[Records from a collection]

══════════

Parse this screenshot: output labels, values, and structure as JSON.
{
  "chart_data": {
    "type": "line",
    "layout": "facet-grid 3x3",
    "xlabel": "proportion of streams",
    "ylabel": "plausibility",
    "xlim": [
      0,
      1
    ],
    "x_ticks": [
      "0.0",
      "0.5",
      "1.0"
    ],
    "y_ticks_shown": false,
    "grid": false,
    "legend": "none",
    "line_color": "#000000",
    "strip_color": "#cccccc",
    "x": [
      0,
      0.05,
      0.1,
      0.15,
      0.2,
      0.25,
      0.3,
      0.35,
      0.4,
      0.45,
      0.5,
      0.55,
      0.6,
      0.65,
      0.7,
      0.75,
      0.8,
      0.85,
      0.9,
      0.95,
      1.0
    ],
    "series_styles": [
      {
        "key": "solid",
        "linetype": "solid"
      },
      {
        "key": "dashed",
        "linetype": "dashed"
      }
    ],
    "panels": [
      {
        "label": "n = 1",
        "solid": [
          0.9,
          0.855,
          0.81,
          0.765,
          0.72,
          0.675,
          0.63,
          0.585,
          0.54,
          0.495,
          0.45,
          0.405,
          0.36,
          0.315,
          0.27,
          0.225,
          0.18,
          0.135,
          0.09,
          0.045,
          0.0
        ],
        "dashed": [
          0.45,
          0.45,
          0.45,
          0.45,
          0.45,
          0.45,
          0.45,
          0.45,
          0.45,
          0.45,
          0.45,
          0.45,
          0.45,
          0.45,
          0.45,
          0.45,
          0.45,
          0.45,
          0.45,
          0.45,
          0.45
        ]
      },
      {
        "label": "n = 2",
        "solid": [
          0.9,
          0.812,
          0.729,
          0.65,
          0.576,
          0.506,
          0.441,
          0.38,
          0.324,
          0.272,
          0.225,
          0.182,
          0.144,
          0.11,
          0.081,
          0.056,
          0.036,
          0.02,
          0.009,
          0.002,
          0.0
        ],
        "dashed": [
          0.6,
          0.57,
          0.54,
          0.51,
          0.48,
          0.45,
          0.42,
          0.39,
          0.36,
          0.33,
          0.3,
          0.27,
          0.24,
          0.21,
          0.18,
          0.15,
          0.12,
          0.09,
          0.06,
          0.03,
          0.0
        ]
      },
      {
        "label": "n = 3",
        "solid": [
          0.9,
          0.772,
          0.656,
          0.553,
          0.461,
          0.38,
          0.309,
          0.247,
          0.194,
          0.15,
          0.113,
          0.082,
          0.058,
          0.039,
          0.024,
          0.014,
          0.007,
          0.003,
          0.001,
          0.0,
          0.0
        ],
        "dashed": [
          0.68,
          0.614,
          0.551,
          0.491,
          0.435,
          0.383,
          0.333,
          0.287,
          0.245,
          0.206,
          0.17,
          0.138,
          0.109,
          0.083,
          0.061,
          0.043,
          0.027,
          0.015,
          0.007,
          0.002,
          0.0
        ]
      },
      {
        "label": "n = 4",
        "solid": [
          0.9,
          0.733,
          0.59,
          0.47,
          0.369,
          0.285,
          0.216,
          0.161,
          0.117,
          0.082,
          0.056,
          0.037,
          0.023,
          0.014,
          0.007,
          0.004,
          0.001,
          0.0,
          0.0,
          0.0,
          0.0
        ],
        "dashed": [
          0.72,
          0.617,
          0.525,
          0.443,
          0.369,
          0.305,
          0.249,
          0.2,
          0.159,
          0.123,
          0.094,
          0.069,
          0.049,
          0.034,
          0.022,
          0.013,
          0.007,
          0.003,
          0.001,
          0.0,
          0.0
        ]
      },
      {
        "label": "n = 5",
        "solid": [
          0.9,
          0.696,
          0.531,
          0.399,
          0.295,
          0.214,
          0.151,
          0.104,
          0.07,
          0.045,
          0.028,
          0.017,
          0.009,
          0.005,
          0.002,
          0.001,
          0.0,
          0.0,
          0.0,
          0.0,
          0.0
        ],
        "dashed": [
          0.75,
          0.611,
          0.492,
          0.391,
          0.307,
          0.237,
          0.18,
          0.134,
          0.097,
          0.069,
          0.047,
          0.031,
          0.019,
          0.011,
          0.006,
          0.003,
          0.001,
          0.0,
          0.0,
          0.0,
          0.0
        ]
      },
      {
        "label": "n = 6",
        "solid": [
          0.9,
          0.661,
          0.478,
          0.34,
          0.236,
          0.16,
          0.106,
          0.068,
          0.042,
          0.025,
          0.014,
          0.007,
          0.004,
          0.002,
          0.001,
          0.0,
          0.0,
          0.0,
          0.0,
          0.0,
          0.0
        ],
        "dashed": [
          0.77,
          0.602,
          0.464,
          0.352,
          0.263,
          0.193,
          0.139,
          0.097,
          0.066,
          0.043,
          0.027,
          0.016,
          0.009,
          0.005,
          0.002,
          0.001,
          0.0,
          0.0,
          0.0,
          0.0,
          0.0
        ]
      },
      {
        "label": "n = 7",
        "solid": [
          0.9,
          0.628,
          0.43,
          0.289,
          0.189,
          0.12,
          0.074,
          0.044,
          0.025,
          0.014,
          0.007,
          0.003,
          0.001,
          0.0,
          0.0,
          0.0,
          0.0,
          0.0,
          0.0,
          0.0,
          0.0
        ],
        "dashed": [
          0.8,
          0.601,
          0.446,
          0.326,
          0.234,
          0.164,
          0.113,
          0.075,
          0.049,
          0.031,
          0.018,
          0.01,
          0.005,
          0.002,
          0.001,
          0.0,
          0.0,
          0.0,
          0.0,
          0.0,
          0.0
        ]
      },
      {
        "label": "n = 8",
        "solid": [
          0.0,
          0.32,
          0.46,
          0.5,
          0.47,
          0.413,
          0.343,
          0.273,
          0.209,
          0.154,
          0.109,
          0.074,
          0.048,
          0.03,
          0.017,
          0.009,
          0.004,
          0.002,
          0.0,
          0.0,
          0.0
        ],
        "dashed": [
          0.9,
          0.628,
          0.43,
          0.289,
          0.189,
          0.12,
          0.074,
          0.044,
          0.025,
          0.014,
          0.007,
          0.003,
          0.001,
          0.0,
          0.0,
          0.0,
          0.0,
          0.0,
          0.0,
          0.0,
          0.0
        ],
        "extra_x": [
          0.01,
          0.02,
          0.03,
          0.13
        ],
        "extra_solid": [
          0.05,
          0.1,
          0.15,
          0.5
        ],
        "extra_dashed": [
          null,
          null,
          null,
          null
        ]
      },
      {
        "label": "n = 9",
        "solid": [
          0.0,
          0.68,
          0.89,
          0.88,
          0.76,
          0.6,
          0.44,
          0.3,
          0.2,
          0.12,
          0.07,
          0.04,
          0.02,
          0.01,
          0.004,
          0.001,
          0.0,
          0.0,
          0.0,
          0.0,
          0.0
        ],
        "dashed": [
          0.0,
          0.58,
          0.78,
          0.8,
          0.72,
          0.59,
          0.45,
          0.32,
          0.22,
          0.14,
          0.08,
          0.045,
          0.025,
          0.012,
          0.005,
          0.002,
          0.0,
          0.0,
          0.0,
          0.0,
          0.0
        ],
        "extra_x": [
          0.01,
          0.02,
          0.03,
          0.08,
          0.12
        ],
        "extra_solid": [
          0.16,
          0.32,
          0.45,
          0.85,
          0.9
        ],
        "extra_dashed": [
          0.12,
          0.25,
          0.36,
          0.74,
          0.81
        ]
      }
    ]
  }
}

══════════

▸ **Exercise task**: Return the full listing, character for character.

▸ **Complete response**:
Parse this screenshot: output labels, values, and structure as JSON.
{
  "chart_data": {
    "type": "line",
    "layout": "facet-grid 3x3",
    "xlabel": "proportion of streams",
    "ylabel": "plausibility",
    "xlim": [
      0,
      1
    ],
    "x_ticks": [
      "0.0",
      "0.5",
      "1.0"
    ],
    "y_ticks_shown": false,
    "grid": false,
    "legend": "none",
    "line_color": "#000000",
    "strip_color": "#cccccc",
    "x": [
      0,
      0.05,
      0.1,
      0.15,
      0.2,
      0.25,
      0.3,
      0.35,
      0.4,
      0.45,
      0.5,
      0.55,
      0.6,
      0.65,
      0.7,
      0.75,
      0.8,
      0.85,
      0.9,
      0.95,
      1.0
    ],
    "series_styles": [
      {
        "key": "solid",
        "linetype": "solid"
      },
      {
        "key": "dashed",
        "linetype": "dashed"
      }
    ],
    "panels": [
      {
        "label": "n = 1",
        "solid": [
          0.9,
          0.855,
          0.81,
          0.765,
          0.72,
          0.675,
          0.63,
          0.585,
          0.54,
          0.495,
          0.45,
          0.405,
          0.36,
          0.315,
          0.27,
          0.225,
          0.18,
          0.135,
          0.09,
          0.045,
          0.0
        ],
        "dashed": [
          0.45,
          0.45,
          0.45,
          0.45,
          0.45,
          0.45,
          0.45,
          0.45,
          0.45,
          0.45,
          0.45,
          0.45,
          0.45,
          0.45,
          0.45,
          0.45,
          0.45,
          0.45,
          0.45,
          0.45,
          0.45
        ]
      },
      {
        "label": "n = 2",
        "solid": [
          0.9,
          0.812,
          0.729,
          0.65,
          0.576,
          0.506,
          0.441,
          0.38,
          0.324,
          0.272,
          0.225,
          0.182,
          0.144,
          0.11,
          0.081,
          0.056,
          0.036,
          0.02,
          0.009,
          0.002,
          0.0
        ],
        "dashed": [
          0.6,
          0.57,
          0.54,
          0.51,
          0.48,
          0.45,
          0.42,
          0.39,
          0.36,
          0.33,
          0.3,
          0.27,
          0.24,
          0.21,
          0.18,
          0.15,
          0.12,
          0.09,
          0.06,
          0.03,
          0.0
        ]
      },
      {
        "label": "n = 3",
        "solid": [
          0.9,
          0.772,
          0.656,
          0.553,
          0.461,
          0.38,
          0.309,
          0.247,
          0.194,
          0.15,
          0.113,
          0.082,
          0.058,
          0.039,
          0.024,
          0.014,
          0.007,
          0.003,
          0.001,
          0.0,
          0.0
        ],
        "dashed": [
          0.68,
          0.614,
          0.551,
          0.491,
          0.435,
          0.383,
          0.333,
          0.287,
          0.245,
          0.206,
          0.17,
          0.138,
          0.109,
          0.083,
          0.061,
          0.043,
          0.027,
          0.015,
          0.007,
          0.002,
          0.0
        ]
      },
      {
        "label": "n = 4",
        "solid": [
          0.9,
          0.733,
          0.59,
          0.47,
          0.369,
          0.285,
          0.216,
          0.161,
          0.117,
          0.082,
          0.056,
          0.037,
          0.023,
          0.014,
          0.007,
          0.004,
          0.001,
          0.0,
          0.0,
          0.0,
          0.0
        ],
        "dashed": [
          0.72,
          0.617,
          0.525,
          0.443,
          0.369,
          0.305,
          0.249,
          0.2,
          0.159,
          0.123,
          0.094,
          0.069,
          0.049,
          0.034,
          0.022,
          0.013,
          0.007,
          0.003,
          0.001,
          0.0,
          0.0
        ]
      },
      {
        "label": "n = 5",
        "solid": [
          0.9,
          0.696,
          0.531,
          0.399,
          0.295,
          0.214,
          0.151,
          0.104,
          0.07,
          0.045,
          0.028,
          0.017,
          0.009,
          0.005,
          0.002,
          0.001,
          0.0,
          0.0,
          0.0,
          0.0,
          0.0
        ],
        "dashed": [
          0.75,
          0.611,
          0.492,
          0.391,
          0.307,
          0.237,
          0.18,
          0.134,
          0.097,
          0.069,
          0.047,
          0.031,
          0.019,
          0.011,
          0.006,
          0.003,
          0.001,
          0.0,
          0.0,
          0.0,
          0.0
        ]
      },
      {
        "label": "n = 6",
        "solid": [
          0.9,
          0.661,
          0.478,
          0.34,
          0.236,
          0.16,
          0.106,
          0.068,
          0.042,
          0.025,
          0.014,
          0.007,
          0.004,
          0.002,
          0.001,
          0.0,
          0.0,
          0.0,
          0.0,
          0.0,
          0.0
        ],
        "dashed": [
          0.77,
          0.602,
          0.464,
          0.352,
          0.263,
          0.193,
          0.139,
          0.097,
          0.066,
          0.043,
          0.027,
          0.016,
          0.009,
          0.005,
          0.002,
          0.001,
          0.0,
          0.0,
          0.0,
          0.0,
          0.0
        ]
      },
      {
        "label": "n = 7",
        "solid": [
          0.9,
          0.628,
          0.43,
          0.289,
          0.189,
          0.12,
          0.074,
          0.044,
          0.025,
          0.014,
          0.007,
          0.003,
          0.001,
          0.0,
          0.0,
          0.0,
          0.0,
          0.0,
          0.0,
          0.0,
          0.0
        ],
        "dashed": [
          0.8,
          0.601,
          0.446,
          0.326,
          0.234,
          0.164,
          0.113,
          0.075,
          0.049,
          0.031,
          0.018,
          0.01,
          0.005,
          0.002,
          0.001,
          0.0,
          0.0,
          0.0,
          0.0,
          0.0,
          0.0
        ]
      },
      {
        "label": "n = 8",
        "solid": [
          0.0,
          0.32,
          0.46,
          0.5,
          0.47,
          0.413,
          0.343,
          0.273,
          0.209,
          0.154,
          0.109,
          0.074,
          0.048,
          0.03,
          0.017,
          0.009,
          0.004,
          0.002,
          0.0,
          0.0,
          0.0
        ],
        "dashed": [
          0.9,
          0.628,
          0.43,
          0.289,
          0.189,
          0.12,
          0.074,
          0.044,
          0.025,
          0.014,
          0.007,
          0.003,
          0.001,
          0.0,
          0.0,
          0.0,
          0.0,
          0.0,
          0.0,
          0.0,
          0.0
        ],
        "extra_x": [
          0.01,
          0.02,
          0.03,
          0.13
        ],
        "extra_solid": [
          0.05,
          0.1,
          0.15,
          0.5
        ],
        "extra_dashed": [
          null,
          null,
          null,
          null
        ]
      },
      {
        "label": "n = 9",
        "solid": [
          0.0,
          0.68,
          0.89,
          0.88,
          0.76,
          0.6,
          0.44,
          0.3,
          0.2,
          0.12,
          0.07,
          0.04,
          0.02,
          0.01,
          0.004,
          0.001,
          0.0,
          0.0,
          0.0,
          0.0,
          0.0
        ],
        "dashed": [
          0.0,
          0.58,
          0.78,
          0.8,
          0.72,
          0.59,
          0.45,
          0.32,
          0.22,
          0.14,
          0.08,
          0.045,
          0.025,
          0.012,
          0.005,
          0.002,
          0.0,
          0.0,
          0.0,
          0.0,
          0.0
        ],
        "extra_x": [
          0.01,
          0.02,
          0.03,
          0.08,
          0.12
        ],
        "extra_solid": [
          0.16,
          0.32,
          0.45,
          0.85,
          0.9
        ],
        "extra_dashed": [
          0.12,
          0.25,
          0.36,
          0.74,
          0.81
        ]
      }
    ]
  }
}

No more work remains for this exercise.